> **Task input**:
▬▬▬▬▬▬▬▬▬▬

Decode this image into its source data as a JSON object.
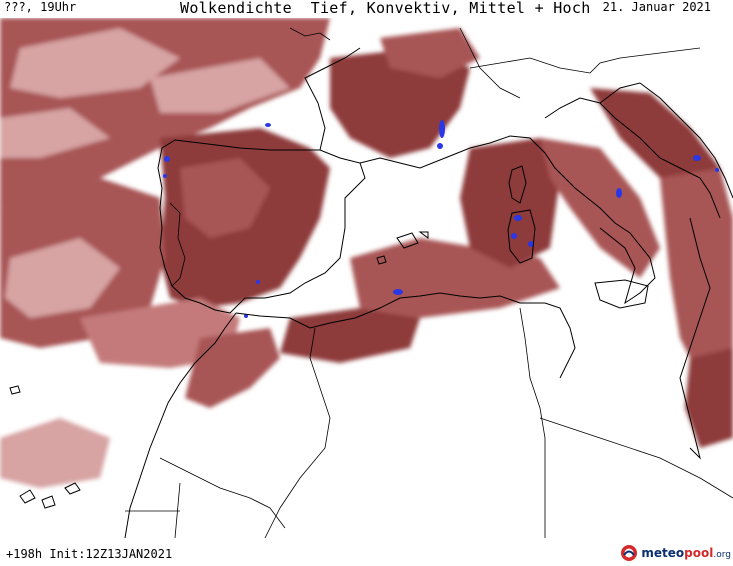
{
  "header": {
    "location_time": "???, 19Uhr",
    "title": "Wolkendichte  Tief, Konvektiv, Mittel + Hoch",
    "date": "21. Januar 2021"
  },
  "footer": {
    "forecast_info": "+198h Init:12Z13JAN2021",
    "brand_main": "meteo",
    "brand_accent": "pool",
    "brand_suffix": ".org"
  },
  "colors": {
    "cloud_dense": "#8e3a3a",
    "cloud_mid": "#a85555",
    "cloud_light": "#d7a3a3",
    "convective_precip": "#2a37e6",
    "background": "#ffffff",
    "coastline": "#000000"
  },
  "icons": [
    "meteopool-logo-icon"
  ]
}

▬▬▬▬▬▬▬▬▬▬

> **Short problem**:
Omit every image. Quote each record exactly.

> **Result of this exercise**:
Decode this image into its source data as a JSON object.
{
  "header": {
    "location_time": "???, 19Uhr",
    "title": "Wolkendichte  Tief, Konvektiv, Mittel + Hoch",
    "date": "21. Januar 2021"
  },
  "footer": {
    "forecast_info": "+198h Init:12Z13JAN2021",
    "brand_main": "meteo",
    "brand_accent": "pool",
    "brand_suffix": ".org"
  },
  "colors": {
    "cloud_dense": "#8e3a3a",
    "cloud_mid": "#a85555",
    "cloud_light": "#d7a3a3",
    "convective_precip": "#2a37e6",
    "background": "#ffffff",
    "coastline": "#000000"
  },
  "icons": [
    "meteopool-logo-icon"
  ]
}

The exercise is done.